----- Recorded information
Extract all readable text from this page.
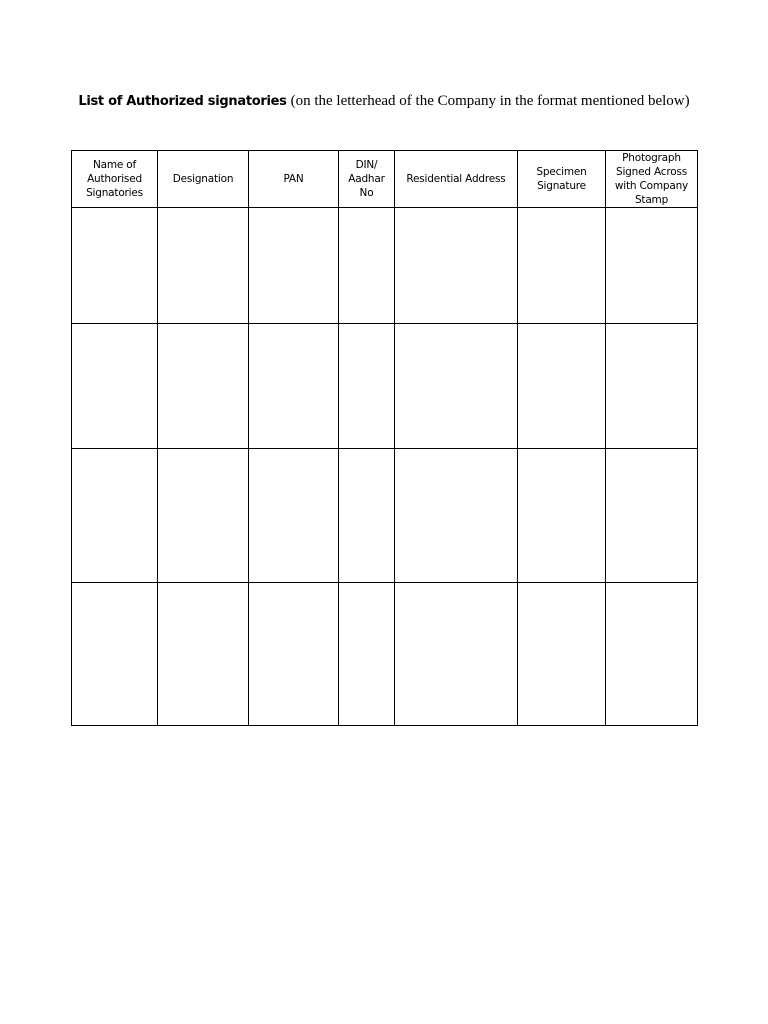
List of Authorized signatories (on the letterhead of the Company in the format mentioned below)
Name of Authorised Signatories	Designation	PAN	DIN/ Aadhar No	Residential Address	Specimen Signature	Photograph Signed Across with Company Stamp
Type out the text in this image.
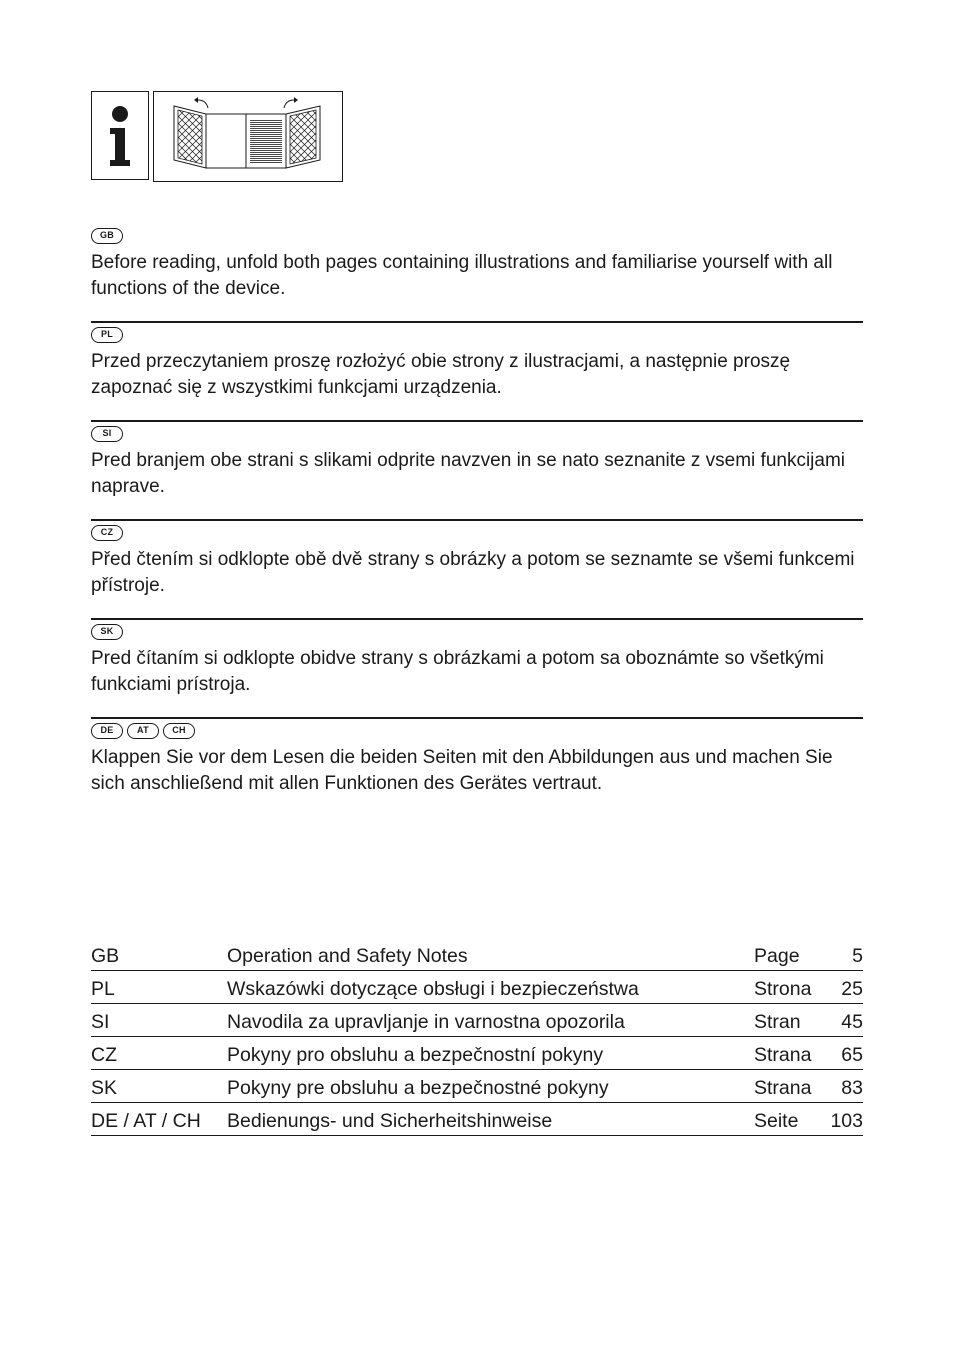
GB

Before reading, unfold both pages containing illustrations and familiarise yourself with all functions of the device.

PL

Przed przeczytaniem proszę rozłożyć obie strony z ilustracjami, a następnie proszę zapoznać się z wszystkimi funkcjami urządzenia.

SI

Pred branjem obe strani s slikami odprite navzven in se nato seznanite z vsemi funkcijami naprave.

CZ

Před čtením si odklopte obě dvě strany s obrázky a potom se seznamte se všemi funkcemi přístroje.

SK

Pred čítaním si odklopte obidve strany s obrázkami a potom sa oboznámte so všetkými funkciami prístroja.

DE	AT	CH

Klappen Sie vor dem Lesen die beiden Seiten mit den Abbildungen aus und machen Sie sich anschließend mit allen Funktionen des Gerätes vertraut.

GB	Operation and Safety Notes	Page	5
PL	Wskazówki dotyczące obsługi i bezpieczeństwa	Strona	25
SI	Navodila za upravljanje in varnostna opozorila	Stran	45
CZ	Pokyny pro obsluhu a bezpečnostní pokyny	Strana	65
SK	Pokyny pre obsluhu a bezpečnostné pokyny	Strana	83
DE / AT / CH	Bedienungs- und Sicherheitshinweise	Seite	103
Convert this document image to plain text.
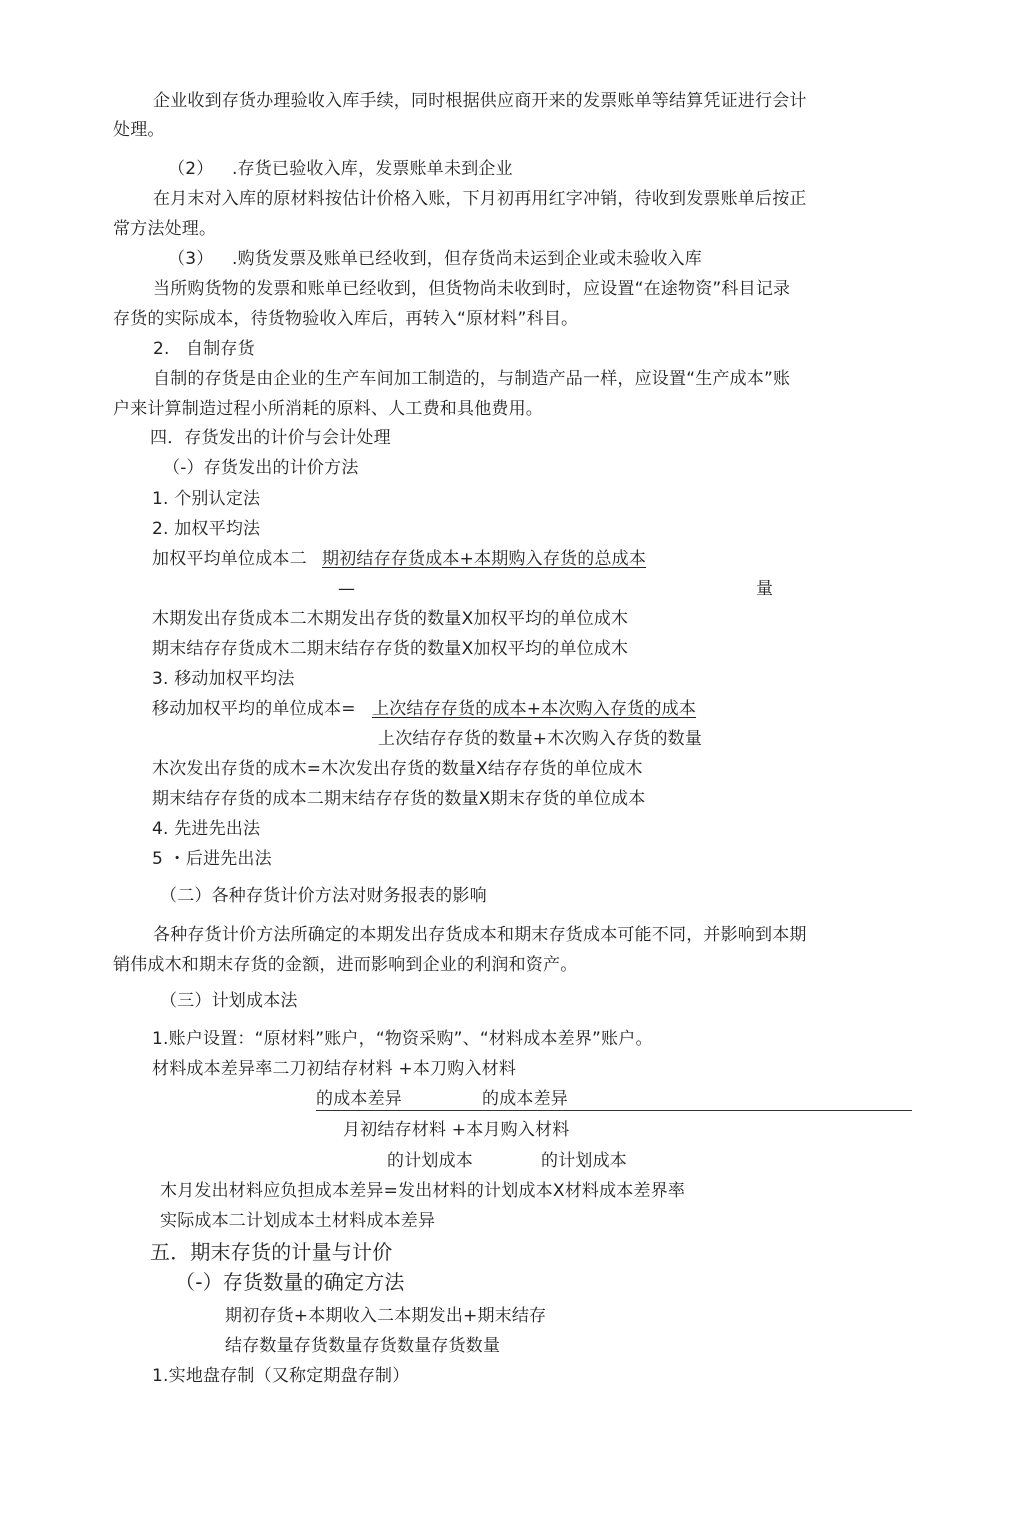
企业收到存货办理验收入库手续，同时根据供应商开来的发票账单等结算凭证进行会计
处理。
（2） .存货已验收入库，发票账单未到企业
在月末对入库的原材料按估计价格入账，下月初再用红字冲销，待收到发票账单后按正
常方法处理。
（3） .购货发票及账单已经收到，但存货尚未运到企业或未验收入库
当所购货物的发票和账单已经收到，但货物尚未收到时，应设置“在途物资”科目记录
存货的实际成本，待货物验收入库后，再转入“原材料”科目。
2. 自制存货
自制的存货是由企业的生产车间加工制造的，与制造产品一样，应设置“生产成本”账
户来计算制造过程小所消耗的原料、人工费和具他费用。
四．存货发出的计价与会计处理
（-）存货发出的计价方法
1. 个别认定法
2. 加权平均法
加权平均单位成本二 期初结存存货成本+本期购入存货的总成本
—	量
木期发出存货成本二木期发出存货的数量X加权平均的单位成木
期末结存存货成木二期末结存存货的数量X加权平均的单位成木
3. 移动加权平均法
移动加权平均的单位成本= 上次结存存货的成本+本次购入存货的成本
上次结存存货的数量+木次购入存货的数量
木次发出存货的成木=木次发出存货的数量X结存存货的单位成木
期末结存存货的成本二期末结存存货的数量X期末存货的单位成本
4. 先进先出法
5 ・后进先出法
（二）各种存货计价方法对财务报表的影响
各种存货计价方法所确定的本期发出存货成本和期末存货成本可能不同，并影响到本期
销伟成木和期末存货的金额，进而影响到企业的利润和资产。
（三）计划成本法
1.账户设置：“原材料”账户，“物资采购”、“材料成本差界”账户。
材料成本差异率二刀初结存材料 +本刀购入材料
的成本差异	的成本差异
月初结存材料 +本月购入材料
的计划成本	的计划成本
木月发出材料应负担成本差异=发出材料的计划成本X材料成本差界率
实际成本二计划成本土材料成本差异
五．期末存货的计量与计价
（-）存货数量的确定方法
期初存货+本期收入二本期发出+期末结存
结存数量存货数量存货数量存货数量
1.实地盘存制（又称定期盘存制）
----------
----- Recorded information
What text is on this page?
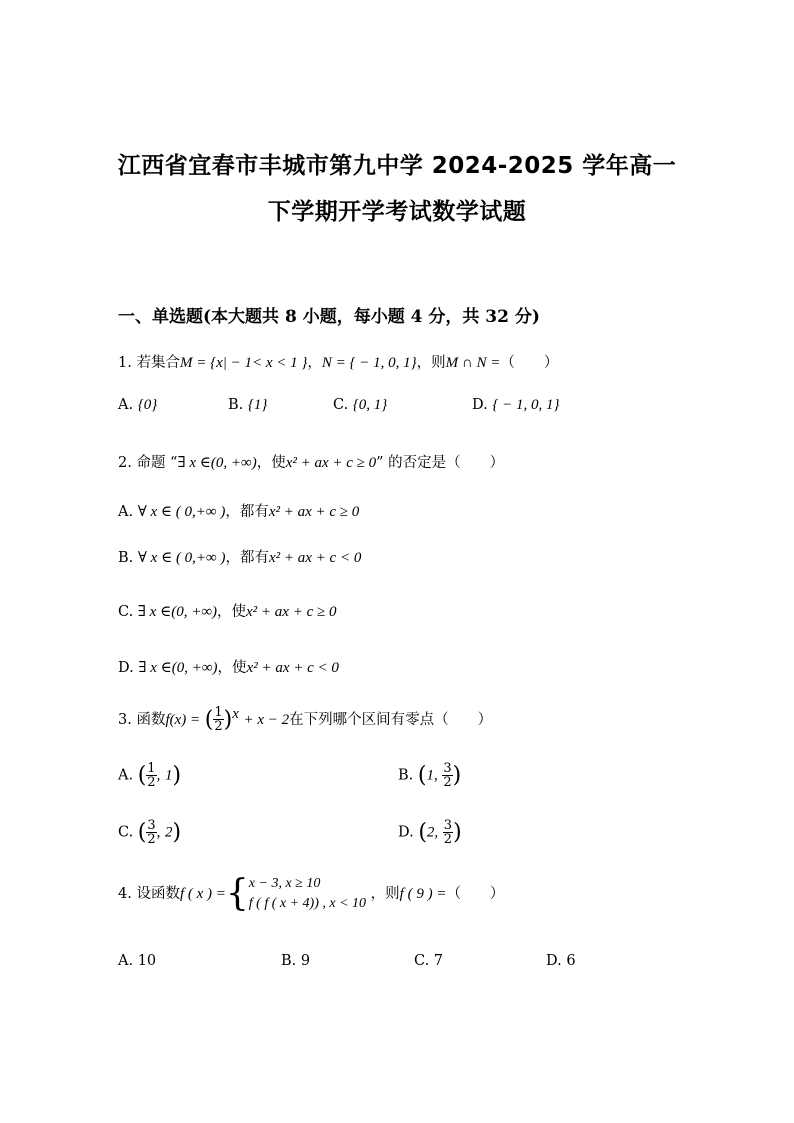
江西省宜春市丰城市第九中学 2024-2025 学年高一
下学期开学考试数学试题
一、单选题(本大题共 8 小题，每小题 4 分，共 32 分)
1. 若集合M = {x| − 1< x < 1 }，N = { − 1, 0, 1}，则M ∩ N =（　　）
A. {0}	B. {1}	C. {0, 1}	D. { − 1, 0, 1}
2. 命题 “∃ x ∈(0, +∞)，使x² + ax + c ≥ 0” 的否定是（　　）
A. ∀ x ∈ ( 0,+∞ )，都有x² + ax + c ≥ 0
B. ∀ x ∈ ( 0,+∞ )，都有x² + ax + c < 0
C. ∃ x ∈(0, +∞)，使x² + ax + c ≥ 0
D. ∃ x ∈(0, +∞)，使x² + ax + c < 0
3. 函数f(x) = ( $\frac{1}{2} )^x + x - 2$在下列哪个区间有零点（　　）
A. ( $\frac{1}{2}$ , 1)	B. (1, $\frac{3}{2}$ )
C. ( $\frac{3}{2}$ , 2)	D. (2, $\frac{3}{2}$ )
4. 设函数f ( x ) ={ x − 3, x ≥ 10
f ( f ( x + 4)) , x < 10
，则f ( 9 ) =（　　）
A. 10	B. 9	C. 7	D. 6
----------
Exercise aim: State the number of lines in this listing that contain the string "potom", and add nothing else.

Task result: 2